◆ Task statement
Print out each entry below exactly, please.

[Entries from a dataset]
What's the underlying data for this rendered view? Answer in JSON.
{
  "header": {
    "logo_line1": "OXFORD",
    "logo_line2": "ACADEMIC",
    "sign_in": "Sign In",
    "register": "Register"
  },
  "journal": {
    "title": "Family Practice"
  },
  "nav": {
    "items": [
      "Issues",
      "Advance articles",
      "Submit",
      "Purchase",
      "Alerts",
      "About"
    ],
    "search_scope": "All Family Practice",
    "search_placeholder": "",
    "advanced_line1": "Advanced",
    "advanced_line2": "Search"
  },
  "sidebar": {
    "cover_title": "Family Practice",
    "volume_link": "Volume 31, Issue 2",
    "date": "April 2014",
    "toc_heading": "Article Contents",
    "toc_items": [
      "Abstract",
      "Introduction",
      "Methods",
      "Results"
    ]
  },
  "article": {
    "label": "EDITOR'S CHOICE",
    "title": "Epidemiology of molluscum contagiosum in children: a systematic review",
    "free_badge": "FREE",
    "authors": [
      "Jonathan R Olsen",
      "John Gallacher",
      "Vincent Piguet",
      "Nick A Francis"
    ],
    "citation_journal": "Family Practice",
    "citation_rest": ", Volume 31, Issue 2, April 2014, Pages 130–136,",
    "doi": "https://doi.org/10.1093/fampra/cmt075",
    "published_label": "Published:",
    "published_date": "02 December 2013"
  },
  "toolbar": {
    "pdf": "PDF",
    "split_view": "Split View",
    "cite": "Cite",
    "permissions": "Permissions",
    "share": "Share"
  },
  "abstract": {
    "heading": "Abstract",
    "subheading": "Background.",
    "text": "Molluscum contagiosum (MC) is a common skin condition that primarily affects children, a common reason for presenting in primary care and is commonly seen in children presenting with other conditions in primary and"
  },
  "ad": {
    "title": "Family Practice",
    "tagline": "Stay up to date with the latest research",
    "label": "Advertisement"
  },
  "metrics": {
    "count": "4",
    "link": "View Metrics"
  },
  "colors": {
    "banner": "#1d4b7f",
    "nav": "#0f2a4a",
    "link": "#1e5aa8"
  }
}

◆ Solution
What's the underlying data for this rendered view? Answer in JSON.
{
  "header": {
    "logo_line1": "OXFORD",
    "logo_line2": "ACADEMIC",
    "sign_in": "Sign In",
    "register": "Register"
  },
  "journal": {
    "title": "Family Practice"
  },
  "nav": {
    "items": [
      "Issues",
      "Advance articles",
      "Submit",
      "Purchase",
      "Alerts",
      "About"
    ],
    "search_scope": "All Family Practice",
    "search_placeholder": "",
    "advanced_line1": "Advanced",
    "advanced_line2": "Search"
  },
  "sidebar": {
    "cover_title": "Family Practice",
    "volume_link": "Volume 31, Issue 2",
    "date": "April 2014",
    "toc_heading": "Article Contents",
    "toc_items": [
      "Abstract",
      "Introduction",
      "Methods",
      "Results"
    ]
  },
  "article": {
    "label": "EDITOR'S CHOICE",
    "title": "Epidemiology of molluscum contagiosum in children: a systematic review",
    "free_badge": "FREE",
    "authors": [
      "Jonathan R Olsen",
      "John Gallacher",
      "Vincent Piguet",
      "Nick A Francis"
    ],
    "citation_journal": "Family Practice",
    "citation_rest": ", Volume 31, Issue 2, April 2014, Pages 130–136,",
    "doi": "https://doi.org/10.1093/fampra/cmt075",
    "published_label": "Published:",
    "published_date": "02 December 2013"
  },
  "toolbar": {
    "pdf": "PDF",
    "split_view": "Split View",
    "cite": "Cite",
    "permissions": "Permissions",
    "share": "Share"
  },
  "abstract": {
    "heading": "Abstract",
    "subheading": "Background.",
    "text": "Molluscum contagiosum (MC) is a common skin condition that primarily affects children, a common reason for presenting in primary care and is commonly seen in children presenting with other conditions in primary and"
  },
  "ad": {
    "title": "Family Practice",
    "tagline": "Stay up to date with the latest research",
    "label": "Advertisement"
  },
  "metrics": {
    "count": "4",
    "link": "View Metrics"
  },
  "colors": {
    "banner": "#1d4b7f",
    "nav": "#0f2a4a",
    "link": "#1e5aa8"
  }
}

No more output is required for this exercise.